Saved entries
━━━━━━━━━━━━━━━━━━━━

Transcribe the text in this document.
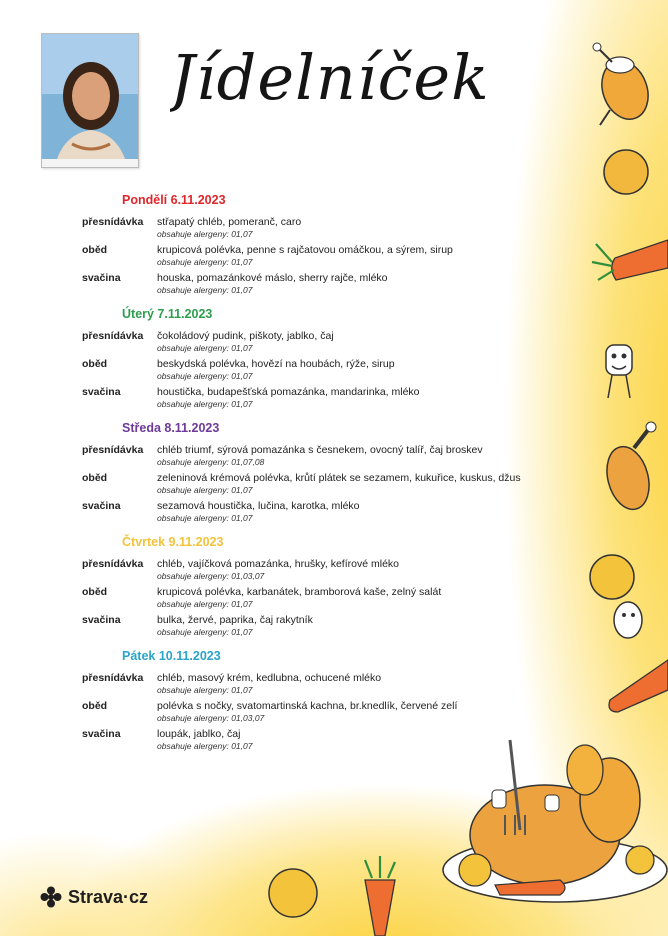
Jídelníček
Pondělí 6.11.2023
přesnídávka	střapatý chléb, pomeranč, caro
obsahuje alergeny: 01,07
oběd	krupicová polévka, penne s rajčatovou omáčkou, a sýrem, sirup
obsahuje alergeny: 01,07
svačina	houska, pomazánkové máslo, sherry rajče, mléko
obsahuje alergeny: 01,07
Úterý 7.11.2023
přesnídávka	čokoládový pudink, piškoty, jablko, čaj
obsahuje alergeny: 01,07
oběd	beskydská polévka, hovězí na houbách, rýže, sirup
obsahuje alergeny: 01,07
svačina	houstička, budapešťská pomazánka, mandarinka, mléko
obsahuje alergeny: 01,07
Středa 8.11.2023
přesnídávka	chléb triumf, sýrová pomazánka s česnekem, ovocný talíř, čaj broskev
obsahuje alergeny: 01,07,08
oběd	zeleninová krémová polévka, krůtí plátek se sezamem, kukuřice, kuskus, džus
obsahuje alergeny: 01,07
svačina	sezamová houstička, lučina, karotka, mléko
obsahuje alergeny: 01,07
Čtvrtek 9.11.2023
přesnídávka	chléb, vajíčková pomazánka, hrušky, kefírové mléko
obsahuje alergeny: 01,03,07
oběd	krupicová polévka, karbanátek, bramborová kaše, zelný salát
obsahuje alergeny: 01,07
svačina	bulka, žervé, paprika, čaj rakytník
obsahuje alergeny: 01,07
Pátek 10.11.2023
přesnídávka	chléb, masový krém, kedlubna, ochucené mléko
obsahuje alergeny: 01,07
oběd	polévka s nočky, svatomartinská kachna, br.knedlík, červené zelí
obsahuje alergeny: 01,03,07
svačina	loupák, jablko, čaj
obsahuje alergeny: 01,07
Strava·cz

━━━━━━━━━━━━━━━━━━━━

Your task | Copy out all the entries exactly. Images stay out of the copy.

Output |
Transcribe the text in this document.
Jídelníček
Pondělí 6.11.2023
přesnídávka	střapatý chléb, pomeranč, caro
obsahuje alergeny: 01,07
oběd	krupicová polévka, penne s rajčatovou omáčkou, a sýrem, sirup
obsahuje alergeny: 01,07
svačina	houska, pomazánkové máslo, sherry rajče, mléko
obsahuje alergeny: 01,07
Úterý 7.11.2023
přesnídávka	čokoládový pudink, piškoty, jablko, čaj
obsahuje alergeny: 01,07
oběd	beskydská polévka, hovězí na houbách, rýže, sirup
obsahuje alergeny: 01,07
svačina	houstička, budapešťská pomazánka, mandarinka, mléko
obsahuje alergeny: 01,07
Středa 8.11.2023
přesnídávka	chléb triumf, sýrová pomazánka s česnekem, ovocný talíř, čaj broskev
obsahuje alergeny: 01,07,08
oběd	zeleninová krémová polévka, krůtí plátek se sezamem, kukuřice, kuskus, džus
obsahuje alergeny: 01,07
svačina	sezamová houstička, lučina, karotka, mléko
obsahuje alergeny: 01,07
Čtvrtek 9.11.2023
přesnídávka	chléb, vajíčková pomazánka, hrušky, kefírové mléko
obsahuje alergeny: 01,03,07
oběd	krupicová polévka, karbanátek, bramborová kaše, zelný salát
obsahuje alergeny: 01,07
svačina	bulka, žervé, paprika, čaj rakytník
obsahuje alergeny: 01,07
Pátek 10.11.2023
přesnídávka	chléb, masový krém, kedlubna, ochucené mléko
obsahuje alergeny: 01,07
oběd	polévka s nočky, svatomartinská kachna, br.knedlík, červené zelí
obsahuje alergeny: 01,03,07
svačina	loupák, jablko, čaj
obsahuje alergeny: 01,07
Strava·cz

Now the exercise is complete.